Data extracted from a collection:
·····

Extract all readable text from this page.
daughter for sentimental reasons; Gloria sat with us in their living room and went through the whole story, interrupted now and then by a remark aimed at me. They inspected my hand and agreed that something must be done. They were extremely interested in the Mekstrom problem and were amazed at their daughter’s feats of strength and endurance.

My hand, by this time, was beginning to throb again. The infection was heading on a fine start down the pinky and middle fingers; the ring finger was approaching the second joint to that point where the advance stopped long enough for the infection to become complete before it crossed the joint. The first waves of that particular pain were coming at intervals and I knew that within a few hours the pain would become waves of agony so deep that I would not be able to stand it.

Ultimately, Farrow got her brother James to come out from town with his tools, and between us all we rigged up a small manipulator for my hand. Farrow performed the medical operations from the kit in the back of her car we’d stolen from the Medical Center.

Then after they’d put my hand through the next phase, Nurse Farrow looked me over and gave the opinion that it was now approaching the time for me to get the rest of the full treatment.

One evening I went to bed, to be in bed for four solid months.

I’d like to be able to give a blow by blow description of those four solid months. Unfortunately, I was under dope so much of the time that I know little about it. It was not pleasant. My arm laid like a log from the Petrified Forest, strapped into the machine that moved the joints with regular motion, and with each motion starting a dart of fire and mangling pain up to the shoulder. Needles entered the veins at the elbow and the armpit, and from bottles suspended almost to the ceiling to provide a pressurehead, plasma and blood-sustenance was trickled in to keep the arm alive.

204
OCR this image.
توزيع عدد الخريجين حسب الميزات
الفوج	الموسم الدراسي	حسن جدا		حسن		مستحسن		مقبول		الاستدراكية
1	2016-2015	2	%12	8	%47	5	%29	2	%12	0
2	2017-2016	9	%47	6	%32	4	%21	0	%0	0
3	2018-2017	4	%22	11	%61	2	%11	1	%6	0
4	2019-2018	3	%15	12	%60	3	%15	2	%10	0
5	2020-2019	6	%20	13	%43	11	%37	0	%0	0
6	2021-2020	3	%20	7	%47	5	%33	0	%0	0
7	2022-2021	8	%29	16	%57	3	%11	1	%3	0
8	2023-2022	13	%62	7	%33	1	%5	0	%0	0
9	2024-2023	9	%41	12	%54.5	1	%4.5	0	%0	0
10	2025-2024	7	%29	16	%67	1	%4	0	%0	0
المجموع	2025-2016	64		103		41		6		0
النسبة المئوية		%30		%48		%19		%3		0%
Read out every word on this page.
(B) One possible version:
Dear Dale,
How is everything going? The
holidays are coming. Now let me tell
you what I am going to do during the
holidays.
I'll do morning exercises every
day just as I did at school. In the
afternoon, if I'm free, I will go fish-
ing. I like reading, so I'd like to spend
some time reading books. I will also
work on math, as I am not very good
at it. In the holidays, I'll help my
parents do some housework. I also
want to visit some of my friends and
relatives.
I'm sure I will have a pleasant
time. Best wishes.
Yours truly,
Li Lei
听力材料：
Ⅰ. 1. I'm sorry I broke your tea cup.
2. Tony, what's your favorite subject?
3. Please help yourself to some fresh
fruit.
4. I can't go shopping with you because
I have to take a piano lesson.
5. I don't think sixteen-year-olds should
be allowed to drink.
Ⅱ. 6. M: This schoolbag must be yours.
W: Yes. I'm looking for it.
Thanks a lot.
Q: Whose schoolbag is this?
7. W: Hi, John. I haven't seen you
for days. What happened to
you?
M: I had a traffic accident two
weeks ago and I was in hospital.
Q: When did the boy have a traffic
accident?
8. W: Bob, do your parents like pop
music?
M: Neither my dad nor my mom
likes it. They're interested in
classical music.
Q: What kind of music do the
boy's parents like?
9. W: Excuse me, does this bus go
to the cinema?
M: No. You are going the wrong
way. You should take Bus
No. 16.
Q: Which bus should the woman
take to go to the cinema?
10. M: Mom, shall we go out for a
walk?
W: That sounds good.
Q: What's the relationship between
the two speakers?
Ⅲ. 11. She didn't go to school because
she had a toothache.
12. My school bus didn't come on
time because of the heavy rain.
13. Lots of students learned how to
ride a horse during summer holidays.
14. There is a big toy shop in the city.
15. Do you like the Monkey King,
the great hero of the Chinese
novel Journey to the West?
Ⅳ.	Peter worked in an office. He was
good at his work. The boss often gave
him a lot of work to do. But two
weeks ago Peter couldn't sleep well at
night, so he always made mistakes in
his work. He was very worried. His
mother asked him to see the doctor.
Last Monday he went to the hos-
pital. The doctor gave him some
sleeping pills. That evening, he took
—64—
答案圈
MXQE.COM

·····

> _PROBLEM TO WORK ON_
Copy every line of the records word for word.

> _ANSWER TO THIS TASK_
Extract all readable text from this page.
daughter for sentimental reasons; Gloria sat with us in their living room and went through the whole story, interrupted now and then by a remark aimed at me. They inspected my hand and agreed that something must be done. They were extremely interested in the Mekstrom problem and were amazed at their daughter’s feats of strength and endurance.

My hand, by this time, was beginning to throb again. The infection was heading on a fine start down the pinky and middle fingers; the ring finger was approaching the second joint to that point where the advance stopped long enough for the infection to become complete before it crossed the joint. The first waves of that particular pain were coming at intervals and I knew that within a few hours the pain would become waves of agony so deep that I would not be able to stand it.

Ultimately, Farrow got her brother James to come out from town with his tools, and between us all we rigged up a small manipulator for my hand. Farrow performed the medical operations from the kit in the back of her car we’d stolen from the Medical Center.

Then after they’d put my hand through the next phase, Nurse Farrow looked me over and gave the opinion that it was now approaching the time for me to get the rest of the full treatment.

One evening I went to bed, to be in bed for four solid months.

I’d like to be able to give a blow by blow description of those four solid months. Unfortunately, I was under dope so much of the time that I know little about it. It was not pleasant. My arm laid like a log from the Petrified Forest, strapped into the machine that moved the joints with regular motion, and with each motion starting a dart of fire and mangling pain up to the shoulder. Needles entered the veins at the elbow and the armpit, and from bottles suspended almost to the ceiling to provide a pressurehead, plasma and blood-sustenance was trickled in to keep the arm alive.

204
OCR this image.
توزيع عدد الخريجين حسب الميزات
الفوج	الموسم الدراسي	حسن جدا		حسن		مستحسن		مقبول		الاستدراكية
1	2016-2015	2	%12	8	%47	5	%29	2	%12	0
2	2017-2016	9	%47	6	%32	4	%21	0	%0	0
3	2018-2017	4	%22	11	%61	2	%11	1	%6	0
4	2019-2018	3	%15	12	%60	3	%15	2	%10	0
5	2020-2019	6	%20	13	%43	11	%37	0	%0	0
6	2021-2020	3	%20	7	%47	5	%33	0	%0	0
7	2022-2021	8	%29	16	%57	3	%11	1	%3	0
8	2023-2022	13	%62	7	%33	1	%5	0	%0	0
9	2024-2023	9	%41	12	%54.5	1	%4.5	0	%0	0
10	2025-2024	7	%29	16	%67	1	%4	0	%0	0
المجموع	2025-2016	64		103		41		6		0
النسبة المئوية		%30		%48		%19		%3		0%
Read out every word on this page.
(B) One possible version:
Dear Dale,
How is everything going? The
holidays are coming. Now let me tell
you what I am going to do during the
holidays.
I'll do morning exercises every
day just as I did at school. In the
afternoon, if I'm free, I will go fish-
ing. I like reading, so I'd like to spend
some time reading books. I will also
work on math, as I am not very good
at it. In the holidays, I'll help my
parents do some housework. I also
want to visit some of my friends and
relatives.
I'm sure I will have a pleasant
time. Best wishes.
Yours truly,
Li Lei
听力材料：
Ⅰ. 1. I'm sorry I broke your tea cup.
2. Tony, what's your favorite subject?
3. Please help yourself to some fresh
fruit.
4. I can't go shopping with you because
I have to take a piano lesson.
5. I don't think sixteen-year-olds should
be allowed to drink.
Ⅱ. 6. M: This schoolbag must be yours.
W: Yes. I'm looking for it.
Thanks a lot.
Q: Whose schoolbag is this?
7. W: Hi, John. I haven't seen you
for days. What happened to
you?
M: I had a traffic accident two
weeks ago and I was in hospital.
Q: When did the boy have a traffic
accident?
8. W: Bob, do your parents like pop
music?
M: Neither my dad nor my mom
likes it. They're interested in
classical music.
Q: What kind of music do the
boy's parents like?
9. W: Excuse me, does this bus go
to the cinema?
M: No. You are going the wrong
way. You should take Bus
No. 16.
Q: Which bus should the woman
take to go to the cinema?
10. M: Mom, shall we go out for a
walk?
W: That sounds good.
Q: What's the relationship between
the two speakers?
Ⅲ. 11. She didn't go to school because
she had a toothache.
12. My school bus didn't come on
time because of the heavy rain.
13. Lots of students learned how to
ride a horse during summer holidays.
14. There is a big toy shop in the city.
15. Do you like the Monkey King,
the great hero of the Chinese
novel Journey to the West?
Ⅳ.	Peter worked in an office. He was
good at his work. The boss often gave
him a lot of work to do. But two
weeks ago Peter couldn't sleep well at
night, so he always made mistakes in
his work. He was very worried. His
mother asked him to see the doctor.
Last Monday he went to the hos-
pital. The doctor gave him some
sleeping pills. That evening, he took
—64—
答案圈
MXQE.COM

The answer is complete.